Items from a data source
•••••

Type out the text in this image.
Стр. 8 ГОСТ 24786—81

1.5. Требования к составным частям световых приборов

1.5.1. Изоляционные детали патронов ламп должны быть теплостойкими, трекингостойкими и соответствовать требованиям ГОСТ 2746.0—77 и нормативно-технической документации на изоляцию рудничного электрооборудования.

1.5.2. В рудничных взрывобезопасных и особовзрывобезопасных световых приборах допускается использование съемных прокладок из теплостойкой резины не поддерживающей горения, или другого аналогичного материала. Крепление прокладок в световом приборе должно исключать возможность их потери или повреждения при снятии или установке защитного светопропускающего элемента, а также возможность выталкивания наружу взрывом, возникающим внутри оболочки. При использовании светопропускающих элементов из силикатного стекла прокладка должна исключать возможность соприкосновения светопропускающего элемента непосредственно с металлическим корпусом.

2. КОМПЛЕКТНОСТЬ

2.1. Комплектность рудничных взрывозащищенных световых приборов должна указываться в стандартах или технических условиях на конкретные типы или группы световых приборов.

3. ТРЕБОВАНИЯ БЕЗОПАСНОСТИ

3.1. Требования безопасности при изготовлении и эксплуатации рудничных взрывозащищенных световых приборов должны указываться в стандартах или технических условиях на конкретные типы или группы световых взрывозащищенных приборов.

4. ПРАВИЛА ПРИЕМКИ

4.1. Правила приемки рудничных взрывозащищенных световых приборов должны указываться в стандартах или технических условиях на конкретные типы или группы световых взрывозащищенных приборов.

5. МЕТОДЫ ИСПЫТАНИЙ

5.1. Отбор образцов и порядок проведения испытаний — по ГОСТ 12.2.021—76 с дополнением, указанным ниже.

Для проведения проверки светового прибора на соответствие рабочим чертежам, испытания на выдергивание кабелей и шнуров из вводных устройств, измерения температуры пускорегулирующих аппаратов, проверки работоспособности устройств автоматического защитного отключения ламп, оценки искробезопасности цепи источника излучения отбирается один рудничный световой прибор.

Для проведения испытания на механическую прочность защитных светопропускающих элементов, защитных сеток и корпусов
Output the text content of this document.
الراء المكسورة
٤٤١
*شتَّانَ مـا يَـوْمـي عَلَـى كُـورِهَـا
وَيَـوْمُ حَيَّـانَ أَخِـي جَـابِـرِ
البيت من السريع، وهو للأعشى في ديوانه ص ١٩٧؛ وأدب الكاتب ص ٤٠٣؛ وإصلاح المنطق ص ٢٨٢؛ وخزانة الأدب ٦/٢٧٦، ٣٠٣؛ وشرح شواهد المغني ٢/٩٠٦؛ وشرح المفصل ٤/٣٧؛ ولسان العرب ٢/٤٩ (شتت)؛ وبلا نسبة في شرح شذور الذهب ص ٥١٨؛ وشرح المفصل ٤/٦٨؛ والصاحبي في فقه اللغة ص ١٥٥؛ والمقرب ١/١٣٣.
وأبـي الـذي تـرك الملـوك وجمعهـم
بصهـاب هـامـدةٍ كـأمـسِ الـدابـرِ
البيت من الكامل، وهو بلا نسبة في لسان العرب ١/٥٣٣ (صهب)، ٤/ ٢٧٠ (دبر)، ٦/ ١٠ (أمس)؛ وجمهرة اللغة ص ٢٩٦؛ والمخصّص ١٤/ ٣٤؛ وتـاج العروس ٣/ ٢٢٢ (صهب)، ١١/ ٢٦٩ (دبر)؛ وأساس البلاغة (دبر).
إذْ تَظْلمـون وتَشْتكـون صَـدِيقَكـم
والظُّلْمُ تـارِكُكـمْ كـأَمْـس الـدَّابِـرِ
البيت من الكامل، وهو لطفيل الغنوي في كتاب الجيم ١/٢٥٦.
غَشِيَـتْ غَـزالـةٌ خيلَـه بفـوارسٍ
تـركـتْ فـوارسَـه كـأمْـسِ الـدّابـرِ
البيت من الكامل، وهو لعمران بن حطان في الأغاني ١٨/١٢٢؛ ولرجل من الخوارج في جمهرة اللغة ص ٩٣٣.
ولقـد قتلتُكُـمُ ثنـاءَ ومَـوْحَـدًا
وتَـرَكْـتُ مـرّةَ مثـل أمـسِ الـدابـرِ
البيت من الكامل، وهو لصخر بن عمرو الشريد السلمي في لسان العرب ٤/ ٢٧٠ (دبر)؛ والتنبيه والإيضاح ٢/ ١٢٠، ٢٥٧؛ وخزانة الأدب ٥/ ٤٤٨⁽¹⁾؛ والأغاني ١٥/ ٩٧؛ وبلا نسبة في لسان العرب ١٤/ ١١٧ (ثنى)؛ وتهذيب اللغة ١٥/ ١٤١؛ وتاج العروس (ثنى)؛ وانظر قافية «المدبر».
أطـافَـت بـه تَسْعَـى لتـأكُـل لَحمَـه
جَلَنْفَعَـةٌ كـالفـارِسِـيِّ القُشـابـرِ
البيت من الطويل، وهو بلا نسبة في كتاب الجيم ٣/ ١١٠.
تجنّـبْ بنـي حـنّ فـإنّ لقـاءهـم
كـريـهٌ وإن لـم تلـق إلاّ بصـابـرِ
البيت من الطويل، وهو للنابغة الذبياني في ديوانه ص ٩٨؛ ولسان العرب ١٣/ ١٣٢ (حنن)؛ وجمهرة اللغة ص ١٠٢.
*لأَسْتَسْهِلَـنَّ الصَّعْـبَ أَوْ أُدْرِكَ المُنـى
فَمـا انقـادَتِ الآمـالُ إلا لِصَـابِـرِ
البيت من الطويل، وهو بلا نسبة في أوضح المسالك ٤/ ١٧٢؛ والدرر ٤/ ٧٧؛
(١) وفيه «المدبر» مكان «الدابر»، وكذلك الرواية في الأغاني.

•••••

Aim
Type out the full listing again, exactly as given.

Result of the task
Type out the text in this image.
Стр. 8 ГОСТ 24786—81

1.5. Требования к составным частям световых приборов

1.5.1. Изоляционные детали патронов ламп должны быть теплостойкими, трекингостойкими и соответствовать требованиям ГОСТ 2746.0—77 и нормативно-технической документации на изоляцию рудничного электрооборудования.

1.5.2. В рудничных взрывобезопасных и особовзрывобезопасных световых приборах допускается использование съемных прокладок из теплостойкой резины не поддерживающей горения, или другого аналогичного материала. Крепление прокладок в световом приборе должно исключать возможность их потери или повреждения при снятии или установке защитного светопропускающего элемента, а также возможность выталкивания наружу взрывом, возникающим внутри оболочки. При использовании светопропускающих элементов из силикатного стекла прокладка должна исключать возможность соприкосновения светопропускающего элемента непосредственно с металлическим корпусом.

2. КОМПЛЕКТНОСТЬ

2.1. Комплектность рудничных взрывозащищенных световых приборов должна указываться в стандартах или технических условиях на конкретные типы или группы световых приборов.

3. ТРЕБОВАНИЯ БЕЗОПАСНОСТИ

3.1. Требования безопасности при изготовлении и эксплуатации рудничных взрывозащищенных световых приборов должны указываться в стандартах или технических условиях на конкретные типы или группы световых взрывозащищенных приборов.

4. ПРАВИЛА ПРИЕМКИ

4.1. Правила приемки рудничных взрывозащищенных световых приборов должны указываться в стандартах или технических условиях на конкретные типы или группы световых взрывозащищенных приборов.

5. МЕТОДЫ ИСПЫТАНИЙ

5.1. Отбор образцов и порядок проведения испытаний — по ГОСТ 12.2.021—76 с дополнением, указанным ниже.

Для проведения проверки светового прибора на соответствие рабочим чертежам, испытания на выдергивание кабелей и шнуров из вводных устройств, измерения температуры пускорегулирующих аппаратов, проверки работоспособности устройств автоматического защитного отключения ламп, оценки искробезопасности цепи источника излучения отбирается один рудничный световой прибор.

Для проведения испытания на механическую прочность защитных светопропускающих элементов, защитных сеток и корпусов
Output the text content of this document.
الراء المكسورة
٤٤١
*شتَّانَ مـا يَـوْمـي عَلَـى كُـورِهَـا
وَيَـوْمُ حَيَّـانَ أَخِـي جَـابِـرِ
البيت من السريع، وهو للأعشى في ديوانه ص ١٩٧؛ وأدب الكاتب ص ٤٠٣؛ وإصلاح المنطق ص ٢٨٢؛ وخزانة الأدب ٦/٢٧٦، ٣٠٣؛ وشرح شواهد المغني ٢/٩٠٦؛ وشرح المفصل ٤/٣٧؛ ولسان العرب ٢/٤٩ (شتت)؛ وبلا نسبة في شرح شذور الذهب ص ٥١٨؛ وشرح المفصل ٤/٦٨؛ والصاحبي في فقه اللغة ص ١٥٥؛ والمقرب ١/١٣٣.
وأبـي الـذي تـرك الملـوك وجمعهـم
بصهـاب هـامـدةٍ كـأمـسِ الـدابـرِ
البيت من الكامل، وهو بلا نسبة في لسان العرب ١/٥٣٣ (صهب)، ٤/ ٢٧٠ (دبر)، ٦/ ١٠ (أمس)؛ وجمهرة اللغة ص ٢٩٦؛ والمخصّص ١٤/ ٣٤؛ وتـاج العروس ٣/ ٢٢٢ (صهب)، ١١/ ٢٦٩ (دبر)؛ وأساس البلاغة (دبر).
إذْ تَظْلمـون وتَشْتكـون صَـدِيقَكـم
والظُّلْمُ تـارِكُكـمْ كـأَمْـس الـدَّابِـرِ
البيت من الكامل، وهو لطفيل الغنوي في كتاب الجيم ١/٢٥٦.
غَشِيَـتْ غَـزالـةٌ خيلَـه بفـوارسٍ
تـركـتْ فـوارسَـه كـأمْـسِ الـدّابـرِ
البيت من الكامل، وهو لعمران بن حطان في الأغاني ١٨/١٢٢؛ ولرجل من الخوارج في جمهرة اللغة ص ٩٣٣.
ولقـد قتلتُكُـمُ ثنـاءَ ومَـوْحَـدًا
وتَـرَكْـتُ مـرّةَ مثـل أمـسِ الـدابـرِ
البيت من الكامل، وهو لصخر بن عمرو الشريد السلمي في لسان العرب ٤/ ٢٧٠ (دبر)؛ والتنبيه والإيضاح ٢/ ١٢٠، ٢٥٧؛ وخزانة الأدب ٥/ ٤٤٨⁽¹⁾؛ والأغاني ١٥/ ٩٧؛ وبلا نسبة في لسان العرب ١٤/ ١١٧ (ثنى)؛ وتهذيب اللغة ١٥/ ١٤١؛ وتاج العروس (ثنى)؛ وانظر قافية «المدبر».
أطـافَـت بـه تَسْعَـى لتـأكُـل لَحمَـه
جَلَنْفَعَـةٌ كـالفـارِسِـيِّ القُشـابـرِ
البيت من الطويل، وهو بلا نسبة في كتاب الجيم ٣/ ١١٠.
تجنّـبْ بنـي حـنّ فـإنّ لقـاءهـم
كـريـهٌ وإن لـم تلـق إلاّ بصـابـرِ
البيت من الطويل، وهو للنابغة الذبياني في ديوانه ص ٩٨؛ ولسان العرب ١٣/ ١٣٢ (حنن)؛ وجمهرة اللغة ص ١٠٢.
*لأَسْتَسْهِلَـنَّ الصَّعْـبَ أَوْ أُدْرِكَ المُنـى
فَمـا انقـادَتِ الآمـالُ إلا لِصَـابِـرِ
البيت من الطويل، وهو بلا نسبة في أوضح المسالك ٤/ ١٧٢؛ والدرر ٤/ ٧٧؛
(١) وفيه «المدبر» مكان «الدابر»، وكذلك الرواية في الأغاني.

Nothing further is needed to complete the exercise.